GIVEN INSTRUCTION:
Go through the lines below and copy each one that holds the string "Predicted".

-- Begin TASK MATERIAL --

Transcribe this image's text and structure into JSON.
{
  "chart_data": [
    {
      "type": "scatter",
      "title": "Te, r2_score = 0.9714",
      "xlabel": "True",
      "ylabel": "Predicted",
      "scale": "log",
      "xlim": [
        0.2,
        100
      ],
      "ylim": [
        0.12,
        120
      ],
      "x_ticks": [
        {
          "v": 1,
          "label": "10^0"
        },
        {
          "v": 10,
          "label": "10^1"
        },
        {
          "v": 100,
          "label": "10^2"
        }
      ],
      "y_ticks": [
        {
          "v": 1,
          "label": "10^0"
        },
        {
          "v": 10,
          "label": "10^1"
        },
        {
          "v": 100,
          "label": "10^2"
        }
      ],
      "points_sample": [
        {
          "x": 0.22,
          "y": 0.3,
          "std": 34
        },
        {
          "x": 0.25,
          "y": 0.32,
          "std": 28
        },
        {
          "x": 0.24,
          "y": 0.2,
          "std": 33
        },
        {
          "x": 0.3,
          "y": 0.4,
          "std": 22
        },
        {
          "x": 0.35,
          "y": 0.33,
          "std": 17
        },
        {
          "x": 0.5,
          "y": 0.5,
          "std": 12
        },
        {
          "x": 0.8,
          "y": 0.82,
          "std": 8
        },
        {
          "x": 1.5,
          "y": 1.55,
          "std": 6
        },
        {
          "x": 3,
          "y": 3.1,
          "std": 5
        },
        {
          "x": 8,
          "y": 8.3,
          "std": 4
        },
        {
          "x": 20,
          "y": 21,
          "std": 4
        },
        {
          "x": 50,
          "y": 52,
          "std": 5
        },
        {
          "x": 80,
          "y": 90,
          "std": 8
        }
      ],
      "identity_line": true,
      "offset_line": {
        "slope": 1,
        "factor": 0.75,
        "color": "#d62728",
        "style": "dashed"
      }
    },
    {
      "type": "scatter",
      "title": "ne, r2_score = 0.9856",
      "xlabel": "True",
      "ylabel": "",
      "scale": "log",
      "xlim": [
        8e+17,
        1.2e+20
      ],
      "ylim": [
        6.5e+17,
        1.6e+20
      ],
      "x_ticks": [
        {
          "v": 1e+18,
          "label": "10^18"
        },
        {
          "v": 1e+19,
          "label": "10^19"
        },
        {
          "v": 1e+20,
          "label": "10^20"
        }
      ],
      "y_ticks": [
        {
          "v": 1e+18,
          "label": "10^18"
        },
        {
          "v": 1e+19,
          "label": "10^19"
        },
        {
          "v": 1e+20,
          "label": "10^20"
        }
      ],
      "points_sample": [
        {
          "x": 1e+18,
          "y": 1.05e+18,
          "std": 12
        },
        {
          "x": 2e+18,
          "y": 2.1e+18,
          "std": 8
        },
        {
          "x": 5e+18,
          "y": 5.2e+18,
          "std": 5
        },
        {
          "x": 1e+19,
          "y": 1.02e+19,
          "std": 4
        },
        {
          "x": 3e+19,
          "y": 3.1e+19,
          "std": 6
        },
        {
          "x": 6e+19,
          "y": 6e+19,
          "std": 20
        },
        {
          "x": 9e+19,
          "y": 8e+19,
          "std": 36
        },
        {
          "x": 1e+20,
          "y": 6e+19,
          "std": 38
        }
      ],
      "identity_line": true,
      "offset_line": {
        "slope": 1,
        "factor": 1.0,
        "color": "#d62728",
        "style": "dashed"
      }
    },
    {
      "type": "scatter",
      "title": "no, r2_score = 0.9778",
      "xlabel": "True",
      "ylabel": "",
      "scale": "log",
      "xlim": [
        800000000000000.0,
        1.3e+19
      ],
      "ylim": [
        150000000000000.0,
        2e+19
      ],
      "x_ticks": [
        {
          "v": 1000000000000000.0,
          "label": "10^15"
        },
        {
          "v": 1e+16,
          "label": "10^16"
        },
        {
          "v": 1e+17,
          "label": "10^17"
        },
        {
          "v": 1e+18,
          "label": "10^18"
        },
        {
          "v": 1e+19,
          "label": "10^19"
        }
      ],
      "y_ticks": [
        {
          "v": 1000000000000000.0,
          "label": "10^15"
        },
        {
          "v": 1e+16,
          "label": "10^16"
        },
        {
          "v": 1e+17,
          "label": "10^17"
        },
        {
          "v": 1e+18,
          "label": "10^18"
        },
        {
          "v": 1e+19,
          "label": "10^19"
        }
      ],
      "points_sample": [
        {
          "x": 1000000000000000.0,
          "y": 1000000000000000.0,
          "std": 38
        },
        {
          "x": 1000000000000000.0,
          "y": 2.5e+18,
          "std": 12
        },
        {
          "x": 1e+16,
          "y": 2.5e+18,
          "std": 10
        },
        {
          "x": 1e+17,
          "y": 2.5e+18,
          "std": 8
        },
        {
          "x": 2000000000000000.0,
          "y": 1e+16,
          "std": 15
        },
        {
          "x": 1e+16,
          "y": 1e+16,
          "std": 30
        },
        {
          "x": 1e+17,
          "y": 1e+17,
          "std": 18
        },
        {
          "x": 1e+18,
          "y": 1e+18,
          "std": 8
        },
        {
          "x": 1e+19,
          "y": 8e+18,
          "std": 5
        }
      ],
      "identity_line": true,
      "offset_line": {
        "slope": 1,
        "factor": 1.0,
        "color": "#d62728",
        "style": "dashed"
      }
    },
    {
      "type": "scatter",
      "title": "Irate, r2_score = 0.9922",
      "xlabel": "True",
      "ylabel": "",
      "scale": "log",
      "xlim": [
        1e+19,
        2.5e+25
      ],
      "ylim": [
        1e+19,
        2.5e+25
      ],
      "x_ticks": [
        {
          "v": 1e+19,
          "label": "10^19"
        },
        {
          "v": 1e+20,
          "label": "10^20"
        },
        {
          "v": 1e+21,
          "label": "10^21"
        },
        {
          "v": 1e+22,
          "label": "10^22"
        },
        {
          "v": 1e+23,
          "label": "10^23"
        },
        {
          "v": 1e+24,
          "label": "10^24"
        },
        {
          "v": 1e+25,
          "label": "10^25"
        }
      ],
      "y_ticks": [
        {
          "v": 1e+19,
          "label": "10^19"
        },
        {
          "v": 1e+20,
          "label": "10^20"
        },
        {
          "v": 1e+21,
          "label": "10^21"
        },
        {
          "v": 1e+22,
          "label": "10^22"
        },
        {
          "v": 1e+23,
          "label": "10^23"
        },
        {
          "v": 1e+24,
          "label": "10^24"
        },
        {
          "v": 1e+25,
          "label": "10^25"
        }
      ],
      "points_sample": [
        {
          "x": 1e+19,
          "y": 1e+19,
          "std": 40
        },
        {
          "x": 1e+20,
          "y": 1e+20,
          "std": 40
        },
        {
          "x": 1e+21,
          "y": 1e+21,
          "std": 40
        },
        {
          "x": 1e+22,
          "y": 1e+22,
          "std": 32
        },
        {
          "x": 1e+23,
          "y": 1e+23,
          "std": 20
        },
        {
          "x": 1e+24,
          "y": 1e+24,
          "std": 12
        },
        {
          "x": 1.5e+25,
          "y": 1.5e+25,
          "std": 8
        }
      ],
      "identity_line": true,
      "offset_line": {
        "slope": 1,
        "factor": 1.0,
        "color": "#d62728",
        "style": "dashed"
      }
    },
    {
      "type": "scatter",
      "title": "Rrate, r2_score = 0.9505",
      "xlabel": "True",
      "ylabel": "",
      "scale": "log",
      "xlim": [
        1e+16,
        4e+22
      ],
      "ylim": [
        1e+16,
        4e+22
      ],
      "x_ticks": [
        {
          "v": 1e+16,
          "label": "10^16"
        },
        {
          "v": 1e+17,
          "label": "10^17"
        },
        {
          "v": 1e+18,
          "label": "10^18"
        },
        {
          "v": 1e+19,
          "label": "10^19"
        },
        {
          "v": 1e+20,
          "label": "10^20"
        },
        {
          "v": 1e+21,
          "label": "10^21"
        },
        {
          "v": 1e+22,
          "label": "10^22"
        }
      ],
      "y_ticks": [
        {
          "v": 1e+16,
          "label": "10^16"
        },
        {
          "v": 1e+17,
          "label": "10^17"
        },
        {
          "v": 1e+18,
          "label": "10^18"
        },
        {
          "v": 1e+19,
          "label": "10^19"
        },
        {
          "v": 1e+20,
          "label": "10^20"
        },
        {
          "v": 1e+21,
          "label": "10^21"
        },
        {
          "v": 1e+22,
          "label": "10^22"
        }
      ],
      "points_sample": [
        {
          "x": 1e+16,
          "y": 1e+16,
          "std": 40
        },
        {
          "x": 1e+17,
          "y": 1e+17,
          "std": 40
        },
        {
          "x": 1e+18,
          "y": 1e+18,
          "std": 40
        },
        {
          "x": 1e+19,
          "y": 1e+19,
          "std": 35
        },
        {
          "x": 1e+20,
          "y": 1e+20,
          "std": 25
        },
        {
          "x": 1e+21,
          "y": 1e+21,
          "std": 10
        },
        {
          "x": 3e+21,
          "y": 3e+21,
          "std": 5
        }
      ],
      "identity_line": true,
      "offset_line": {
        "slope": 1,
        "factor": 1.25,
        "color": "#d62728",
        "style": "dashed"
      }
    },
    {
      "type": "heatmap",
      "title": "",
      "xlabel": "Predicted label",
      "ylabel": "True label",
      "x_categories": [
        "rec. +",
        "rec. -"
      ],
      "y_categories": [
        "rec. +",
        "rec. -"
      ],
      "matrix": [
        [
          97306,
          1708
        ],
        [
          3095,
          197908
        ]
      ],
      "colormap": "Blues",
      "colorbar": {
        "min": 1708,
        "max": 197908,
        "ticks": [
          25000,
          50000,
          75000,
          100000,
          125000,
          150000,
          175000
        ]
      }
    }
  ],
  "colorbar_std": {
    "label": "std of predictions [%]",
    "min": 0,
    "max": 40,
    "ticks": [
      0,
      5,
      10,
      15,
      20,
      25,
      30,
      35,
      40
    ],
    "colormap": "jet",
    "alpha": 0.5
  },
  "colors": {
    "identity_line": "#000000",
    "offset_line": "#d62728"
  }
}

-- End TASK MATERIAL --

THE SOLUTION:
      "ylabel": "Predicted",
      "xlabel": "Predicted label",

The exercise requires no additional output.